----- Supplied data -----

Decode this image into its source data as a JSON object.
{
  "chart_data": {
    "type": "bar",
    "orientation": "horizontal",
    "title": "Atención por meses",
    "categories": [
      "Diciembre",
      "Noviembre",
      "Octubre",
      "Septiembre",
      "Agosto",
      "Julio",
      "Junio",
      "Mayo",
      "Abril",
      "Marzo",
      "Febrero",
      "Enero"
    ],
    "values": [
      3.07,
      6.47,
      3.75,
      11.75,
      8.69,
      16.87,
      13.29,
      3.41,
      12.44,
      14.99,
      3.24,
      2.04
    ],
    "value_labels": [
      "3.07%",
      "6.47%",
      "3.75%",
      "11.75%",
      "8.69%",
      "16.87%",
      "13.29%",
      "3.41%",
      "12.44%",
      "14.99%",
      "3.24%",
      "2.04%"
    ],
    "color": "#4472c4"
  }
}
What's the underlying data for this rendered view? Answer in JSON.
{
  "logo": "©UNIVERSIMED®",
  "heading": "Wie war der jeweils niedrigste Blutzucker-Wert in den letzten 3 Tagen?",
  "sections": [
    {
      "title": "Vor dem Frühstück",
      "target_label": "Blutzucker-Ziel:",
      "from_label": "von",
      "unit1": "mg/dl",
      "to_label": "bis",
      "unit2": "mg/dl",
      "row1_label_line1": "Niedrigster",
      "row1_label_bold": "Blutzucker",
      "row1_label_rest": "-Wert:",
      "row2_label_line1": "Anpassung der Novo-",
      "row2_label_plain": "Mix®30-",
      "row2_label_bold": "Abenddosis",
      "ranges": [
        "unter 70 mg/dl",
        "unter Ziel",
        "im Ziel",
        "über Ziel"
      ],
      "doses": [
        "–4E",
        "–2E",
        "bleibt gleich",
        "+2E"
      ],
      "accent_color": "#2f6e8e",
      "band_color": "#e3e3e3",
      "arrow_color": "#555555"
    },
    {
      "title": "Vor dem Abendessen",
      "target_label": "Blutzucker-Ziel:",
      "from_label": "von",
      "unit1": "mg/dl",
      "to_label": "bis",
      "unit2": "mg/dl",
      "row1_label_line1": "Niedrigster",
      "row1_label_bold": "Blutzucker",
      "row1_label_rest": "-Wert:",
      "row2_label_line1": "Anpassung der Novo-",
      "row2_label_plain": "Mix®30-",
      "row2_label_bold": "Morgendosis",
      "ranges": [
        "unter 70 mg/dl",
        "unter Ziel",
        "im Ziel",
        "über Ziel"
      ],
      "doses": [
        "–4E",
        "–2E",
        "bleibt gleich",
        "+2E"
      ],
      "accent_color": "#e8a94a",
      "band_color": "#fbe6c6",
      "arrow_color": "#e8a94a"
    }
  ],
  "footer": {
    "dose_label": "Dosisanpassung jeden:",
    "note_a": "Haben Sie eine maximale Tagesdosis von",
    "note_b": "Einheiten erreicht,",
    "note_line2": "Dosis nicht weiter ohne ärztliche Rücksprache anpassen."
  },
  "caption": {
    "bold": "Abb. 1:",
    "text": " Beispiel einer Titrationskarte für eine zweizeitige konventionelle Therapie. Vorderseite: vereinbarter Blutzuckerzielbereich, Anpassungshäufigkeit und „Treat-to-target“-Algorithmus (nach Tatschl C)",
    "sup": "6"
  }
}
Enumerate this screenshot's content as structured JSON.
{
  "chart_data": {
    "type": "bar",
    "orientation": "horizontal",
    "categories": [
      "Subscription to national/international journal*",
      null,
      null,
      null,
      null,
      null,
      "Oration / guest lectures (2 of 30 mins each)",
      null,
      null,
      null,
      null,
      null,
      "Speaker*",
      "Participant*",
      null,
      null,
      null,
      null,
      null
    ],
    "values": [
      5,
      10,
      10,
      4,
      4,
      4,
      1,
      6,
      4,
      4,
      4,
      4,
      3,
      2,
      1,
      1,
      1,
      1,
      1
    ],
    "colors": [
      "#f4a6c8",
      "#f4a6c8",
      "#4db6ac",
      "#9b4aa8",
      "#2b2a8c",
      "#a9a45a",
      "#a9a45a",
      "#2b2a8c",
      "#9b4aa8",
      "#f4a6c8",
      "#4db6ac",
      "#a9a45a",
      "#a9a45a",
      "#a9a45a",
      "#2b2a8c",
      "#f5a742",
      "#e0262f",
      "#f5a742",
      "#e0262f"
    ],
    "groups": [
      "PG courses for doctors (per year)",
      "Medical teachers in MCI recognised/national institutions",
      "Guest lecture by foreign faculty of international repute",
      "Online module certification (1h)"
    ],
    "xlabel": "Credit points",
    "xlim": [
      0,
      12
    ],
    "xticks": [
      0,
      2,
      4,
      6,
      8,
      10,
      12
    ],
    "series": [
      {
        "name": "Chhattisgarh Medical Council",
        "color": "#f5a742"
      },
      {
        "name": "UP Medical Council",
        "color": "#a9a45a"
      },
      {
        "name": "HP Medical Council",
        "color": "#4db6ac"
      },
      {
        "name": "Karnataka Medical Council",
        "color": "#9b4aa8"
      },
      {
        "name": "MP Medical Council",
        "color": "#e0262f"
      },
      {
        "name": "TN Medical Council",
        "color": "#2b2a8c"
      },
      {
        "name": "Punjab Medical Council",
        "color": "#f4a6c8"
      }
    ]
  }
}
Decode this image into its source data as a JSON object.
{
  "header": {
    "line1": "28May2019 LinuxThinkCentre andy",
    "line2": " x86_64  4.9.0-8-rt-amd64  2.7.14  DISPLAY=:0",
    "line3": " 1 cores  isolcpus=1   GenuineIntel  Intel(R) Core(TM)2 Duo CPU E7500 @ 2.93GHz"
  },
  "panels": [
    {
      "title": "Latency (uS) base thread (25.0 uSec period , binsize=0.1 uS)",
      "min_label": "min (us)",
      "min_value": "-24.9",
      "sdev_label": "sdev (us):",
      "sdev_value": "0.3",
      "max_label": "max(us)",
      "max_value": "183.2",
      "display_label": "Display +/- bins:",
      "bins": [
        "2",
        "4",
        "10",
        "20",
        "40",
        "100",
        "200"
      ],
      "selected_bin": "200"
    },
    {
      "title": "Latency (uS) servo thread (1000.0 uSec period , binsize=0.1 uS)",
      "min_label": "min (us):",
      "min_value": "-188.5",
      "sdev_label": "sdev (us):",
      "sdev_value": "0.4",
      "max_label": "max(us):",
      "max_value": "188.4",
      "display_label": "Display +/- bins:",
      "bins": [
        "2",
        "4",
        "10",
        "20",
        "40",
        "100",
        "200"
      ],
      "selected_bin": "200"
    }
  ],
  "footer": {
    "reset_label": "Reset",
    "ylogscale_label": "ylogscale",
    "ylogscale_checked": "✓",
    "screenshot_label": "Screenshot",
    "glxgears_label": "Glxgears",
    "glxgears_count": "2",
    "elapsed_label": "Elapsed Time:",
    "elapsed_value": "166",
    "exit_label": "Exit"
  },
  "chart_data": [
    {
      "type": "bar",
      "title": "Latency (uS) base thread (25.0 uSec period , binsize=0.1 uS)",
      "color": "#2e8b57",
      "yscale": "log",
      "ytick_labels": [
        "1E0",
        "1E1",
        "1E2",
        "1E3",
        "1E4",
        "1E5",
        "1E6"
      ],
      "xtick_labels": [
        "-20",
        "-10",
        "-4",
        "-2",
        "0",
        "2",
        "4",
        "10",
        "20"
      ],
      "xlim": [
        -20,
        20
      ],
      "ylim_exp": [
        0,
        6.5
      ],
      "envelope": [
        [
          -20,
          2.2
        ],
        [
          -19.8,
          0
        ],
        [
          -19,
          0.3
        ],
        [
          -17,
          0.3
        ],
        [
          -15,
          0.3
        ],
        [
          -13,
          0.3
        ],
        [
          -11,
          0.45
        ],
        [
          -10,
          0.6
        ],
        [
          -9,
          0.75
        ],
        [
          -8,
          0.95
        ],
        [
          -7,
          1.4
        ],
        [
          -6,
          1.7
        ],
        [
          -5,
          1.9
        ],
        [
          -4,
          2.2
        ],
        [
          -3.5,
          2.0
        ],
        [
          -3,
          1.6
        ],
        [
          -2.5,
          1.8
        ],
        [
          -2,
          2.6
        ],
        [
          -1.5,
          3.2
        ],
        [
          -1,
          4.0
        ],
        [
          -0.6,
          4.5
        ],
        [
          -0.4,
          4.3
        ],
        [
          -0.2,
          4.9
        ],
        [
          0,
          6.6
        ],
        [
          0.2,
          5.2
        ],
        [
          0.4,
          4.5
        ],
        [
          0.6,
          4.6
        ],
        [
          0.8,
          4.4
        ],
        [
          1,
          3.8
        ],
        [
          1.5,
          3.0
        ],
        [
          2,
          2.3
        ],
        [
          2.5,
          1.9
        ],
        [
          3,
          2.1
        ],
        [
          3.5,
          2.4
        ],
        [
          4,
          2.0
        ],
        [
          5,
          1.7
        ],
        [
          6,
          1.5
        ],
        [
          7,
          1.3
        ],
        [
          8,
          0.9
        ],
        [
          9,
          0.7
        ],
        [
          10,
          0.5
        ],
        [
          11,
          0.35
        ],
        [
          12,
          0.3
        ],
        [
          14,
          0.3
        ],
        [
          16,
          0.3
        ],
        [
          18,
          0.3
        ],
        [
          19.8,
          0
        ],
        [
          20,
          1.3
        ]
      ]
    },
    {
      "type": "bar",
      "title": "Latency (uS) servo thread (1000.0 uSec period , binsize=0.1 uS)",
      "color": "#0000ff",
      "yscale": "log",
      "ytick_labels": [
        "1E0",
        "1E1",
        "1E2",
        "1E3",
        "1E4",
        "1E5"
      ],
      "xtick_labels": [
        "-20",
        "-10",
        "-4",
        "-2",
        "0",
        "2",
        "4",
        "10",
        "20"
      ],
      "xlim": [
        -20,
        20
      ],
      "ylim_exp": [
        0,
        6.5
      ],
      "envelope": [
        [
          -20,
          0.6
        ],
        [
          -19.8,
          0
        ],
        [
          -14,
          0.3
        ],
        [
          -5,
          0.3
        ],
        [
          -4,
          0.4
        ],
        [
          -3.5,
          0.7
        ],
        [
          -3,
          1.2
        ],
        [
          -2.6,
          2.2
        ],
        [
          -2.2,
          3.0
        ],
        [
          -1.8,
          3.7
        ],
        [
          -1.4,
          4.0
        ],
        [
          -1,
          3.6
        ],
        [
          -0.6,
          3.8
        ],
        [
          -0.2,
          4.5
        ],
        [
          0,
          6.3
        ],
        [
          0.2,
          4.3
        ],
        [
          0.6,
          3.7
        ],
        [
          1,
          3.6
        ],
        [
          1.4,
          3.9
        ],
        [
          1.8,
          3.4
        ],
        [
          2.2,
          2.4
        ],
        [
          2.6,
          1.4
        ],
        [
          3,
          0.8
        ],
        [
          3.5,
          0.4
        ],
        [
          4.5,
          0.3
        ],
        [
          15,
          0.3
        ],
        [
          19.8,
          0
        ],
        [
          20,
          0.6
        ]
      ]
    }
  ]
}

-----

• [Task requirements]: Report how many lines of the entries hold the string "JSON". Provide the number alone.

• [Reply]: 4